Description of the task:
Copy the data exactly as it appears, and do not include any pictures.

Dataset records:
= = =

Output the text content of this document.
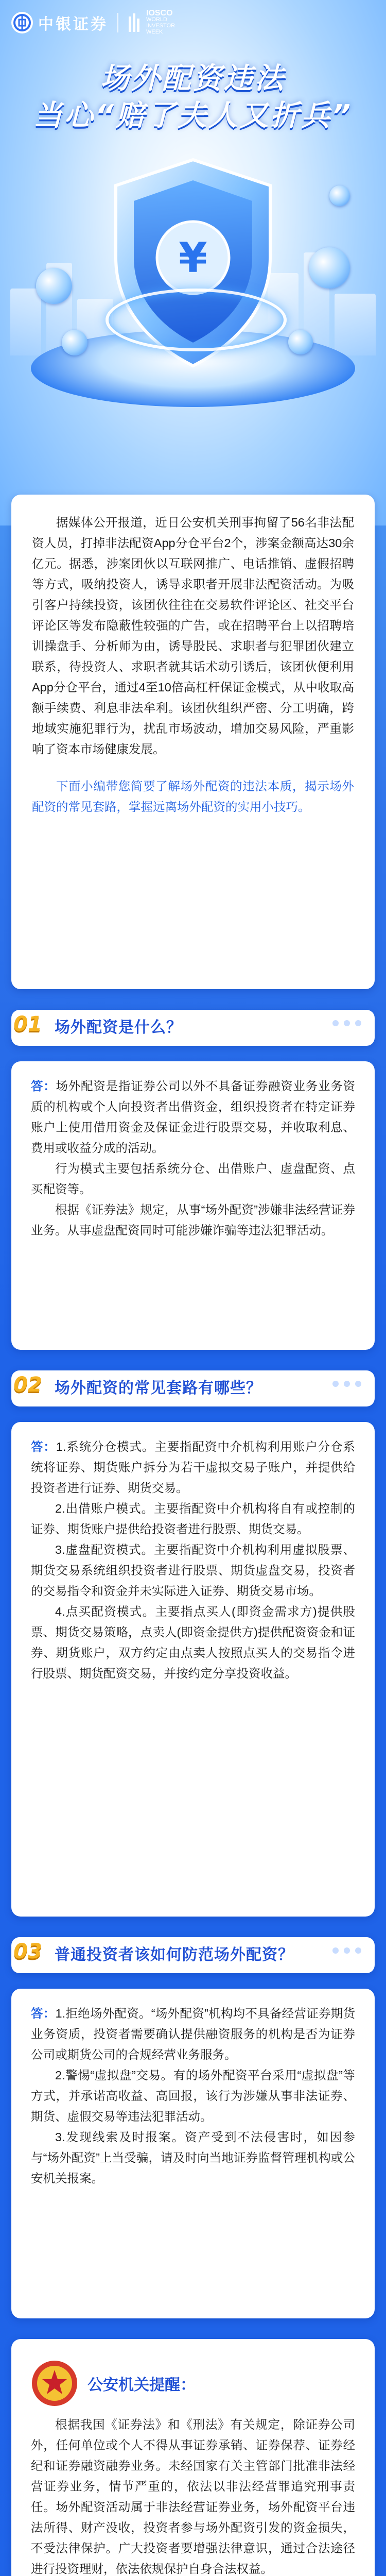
中银证券
IOSCO
WORLD
INVESTOR
WEEK
场外配资违法
当心“赔了夫人又折兵”
¥

据媒体公开报道，近日公安机关刑事拘留了56名非法配资人员，打掉非法配资App分仓平台2个，涉案金额高达30余亿元。据悉，涉案团伙以互联网推广、电话推销、虚假招聘等方式，吸纳投资人，诱导求职者开展非法配资活动。为吸引客户持续投资，该团伙往往在交易软件评论区、社交平台评论区等发布隐蔽性较强的广告，或在招聘平台上以招聘培训操盘手、分析师为由，诱导股民、求职者与犯罪团伙建立联系，待投资人、求职者就其话术动引诱后，该团伙便利用App分仓平台，通过4至10倍高杠杆保证金模式，从中收取高额手续费、利息非法牟利。该团伙组织严密、分工明确，跨地域实施犯罪行为，扰乱市场波动，增加交易风险，严重影响了资本市场健康发展。

下面小编带您简要了解场外配资的违法本质，揭示场外配资的常见套路，掌握远离场外配资的实用小技巧。

01 场外配资是什么？

答：场外配资是指证券公司以外不具备证券融资业务业务资质的机构或个人向投资者出借资金，组织投资者在特定证券账户上使用借用资金及保证金进行股票交易，并收取利息、费用或收益分成的活动。

行为模式主要包括系统分仓、出借账户、虚盘配资、点买配资等。

根据《证券法》规定，从事“场外配资”涉嫌非法经营证券业务。从事虚盘配资同时可能涉嫌诈骗等违法犯罪活动。

02 场外配资的常见套路有哪些？

答：1.系统分仓模式。主要指配资中介机构利用账户分仓系统将证券、期货账户拆分为若干虚拟交易子账户，并提供给投资者进行证券、期货交易。

2.出借账户模式。主要指配资中介机构将自有或控制的证券、期货账户提供给投资者进行股票、期货交易。

3.虚盘配资模式。主要指配资中介机构利用虚拟股票、期货交易系统组织投资者进行股票、期货虚盘交易，投资者的交易指令和资金并未实际进入证券、期货交易市场。

4.点买配资模式。主要指点买人(即资金需求方)提供股票、期货交易策略，点卖人(即资金提供方)提供配资资金和证券、期货账户，双方约定由点卖人按照点买人的交易指令进行股票、期货配资交易，并按约定分享投资收益。

03 普通投资者该如何防范场外配资？

答：1.拒绝场外配资。“场外配资”机构均不具备经营证券期货业务资质，投资者需要确认提供融资服务的机构是否为证券公司或期货公司的合规经营业务服务。

2.警惕“虚拟盘”交易。有的场外配资平台采用“虚拟盘”等方式，并承诺高收益、高回报，该行为涉嫌从事非法证券、期货、虚假交易等违法犯罪活动。

3.发现线索及时报案。资产受到不法侵害时，如因参与“场外配资”上当受骗，请及时向当地证券监督管理机构或公安机关报案。

公安机关提醒：

根据我国《证券法》和《刑法》有关规定，除证券公司外，任何单位或个人不得从事证券承销、证券保荐、证券经纪和证券融资融券业务。未经国家有关主管部门批准非法经营证券业务，情节严重的，依法以非法经营罪追究刑事责任。场外配资活动属于非法经营证券业务，场外配资平台违法所得、财产没收，投资者参与场外配资引发的资金损失，不受法律保护。广大投资者要增强法律意识，通过合法途径进行投资理财，依法依规保护自身合法权益。
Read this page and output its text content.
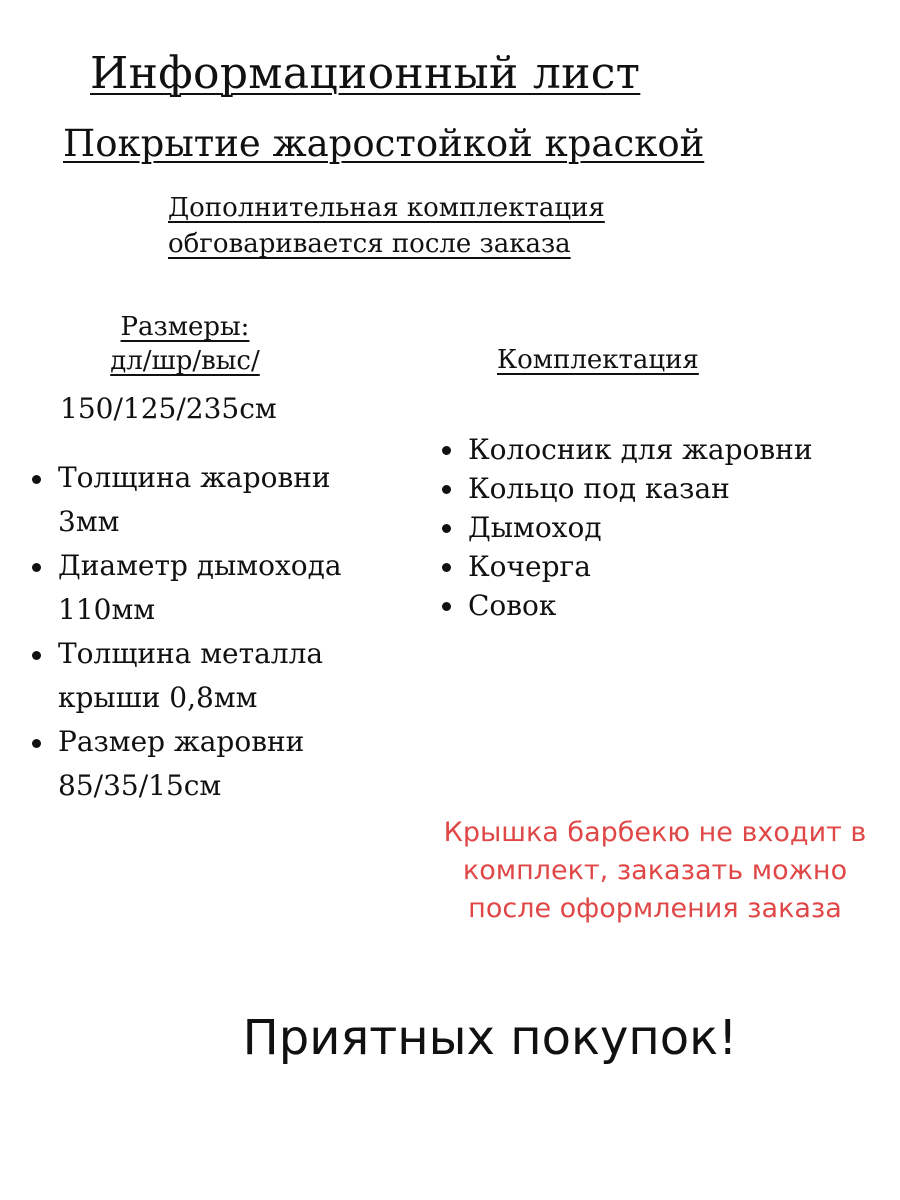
Информационный лист
Покрытие жаростойкой краской
Дополнительная комплектация
обговаривается после заказа
Размеры:
дл/шр/выс/
150/125/235см
Комплектация
Толщина жаровни 3мм
Диаметр дымохода 110мм
Толщина металла крыши 0,8мм
Размер жаровни 85/35/15см
Колосник для жаровни
Кольцо под казан
Дымоход
Кочерга
Совок
Крышка барбекю не входит в комплект, заказать можно после оформления заказа
Приятных покупок!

= = =

Solved exercise:
Output the text content of this document.
中银证券
IOSCO
WORLD
INVESTOR
WEEK
场外配资违法
当心“赔了夫人又折兵”
¥

据媒体公开报道，近日公安机关刑事拘留了56名非法配资人员，打掉非法配资App分仓平台2个，涉案金额高达30余亿元。据悉，涉案团伙以互联网推广、电话推销、虚假招聘等方式，吸纳投资人，诱导求职者开展非法配资活动。为吸引客户持续投资，该团伙往往在交易软件评论区、社交平台评论区等发布隐蔽性较强的广告，或在招聘平台上以招聘培训操盘手、分析师为由，诱导股民、求职者与犯罪团伙建立联系，待投资人、求职者就其话术动引诱后，该团伙便利用App分仓平台，通过4至10倍高杠杆保证金模式，从中收取高额手续费、利息非法牟利。该团伙组织严密、分工明确，跨地域实施犯罪行为，扰乱市场波动，增加交易风险，严重影响了资本市场健康发展。

下面小编带您简要了解场外配资的违法本质，揭示场外配资的常见套路，掌握远离场外配资的实用小技巧。

01 场外配资是什么？

答：场外配资是指证券公司以外不具备证券融资业务业务资质的机构或个人向投资者出借资金，组织投资者在特定证券账户上使用借用资金及保证金进行股票交易，并收取利息、费用或收益分成的活动。

行为模式主要包括系统分仓、出借账户、虚盘配资、点买配资等。

根据《证券法》规定，从事“场外配资”涉嫌非法经营证券业务。从事虚盘配资同时可能涉嫌诈骗等违法犯罪活动。

02 场外配资的常见套路有哪些？

答：1.系统分仓模式。主要指配资中介机构利用账户分仓系统将证券、期货账户拆分为若干虚拟交易子账户，并提供给投资者进行证券、期货交易。

2.出借账户模式。主要指配资中介机构将自有或控制的证券、期货账户提供给投资者进行股票、期货交易。

3.虚盘配资模式。主要指配资中介机构利用虚拟股票、期货交易系统组织投资者进行股票、期货虚盘交易，投资者的交易指令和资金并未实际进入证券、期货交易市场。

4.点买配资模式。主要指点买人(即资金需求方)提供股票、期货交易策略，点卖人(即资金提供方)提供配资资金和证券、期货账户，双方约定由点卖人按照点买人的交易指令进行股票、期货配资交易，并按约定分享投资收益。

03 普通投资者该如何防范场外配资？

答：1.拒绝场外配资。“场外配资”机构均不具备经营证券期货业务资质，投资者需要确认提供融资服务的机构是否为证券公司或期货公司的合规经营业务服务。

2.警惕“虚拟盘”交易。有的场外配资平台采用“虚拟盘”等方式，并承诺高收益、高回报，该行为涉嫌从事非法证券、期货、虚假交易等违法犯罪活动。

3.发现线索及时报案。资产受到不法侵害时，如因参与“场外配资”上当受骗，请及时向当地证券监督管理机构或公安机关报案。

公安机关提醒：

根据我国《证券法》和《刑法》有关规定，除证券公司外，任何单位或个人不得从事证券承销、证券保荐、证券经纪和证券融资融券业务。未经国家有关主管部门批准非法经营证券业务，情节严重的，依法以非法经营罪追究刑事责任。场外配资活动属于非法经营证券业务，场外配资平台违法所得、财产没收，投资者参与场外配资引发的资金损失，不受法律保护。广大投资者要增强法律意识，通过合法途径进行投资理财，依法依规保护自身合法权益。
Read this page and output its text content.
Информационный лист
Покрытие жаростойкой краской
Дополнительная комплектация
обговаривается после заказа
Размеры:
дл/шр/выс/
150/125/235см
Комплектация
Толщина жаровни 3мм
Диаметр дымохода 110мм
Толщина металла крыши 0,8мм
Размер жаровни 85/35/15см
Колосник для жаровни
Кольцо под казан
Дымоход
Кочерга
Совок
Крышка барбекю не входит в комплект, заказать можно после оформления заказа
Приятных покупок!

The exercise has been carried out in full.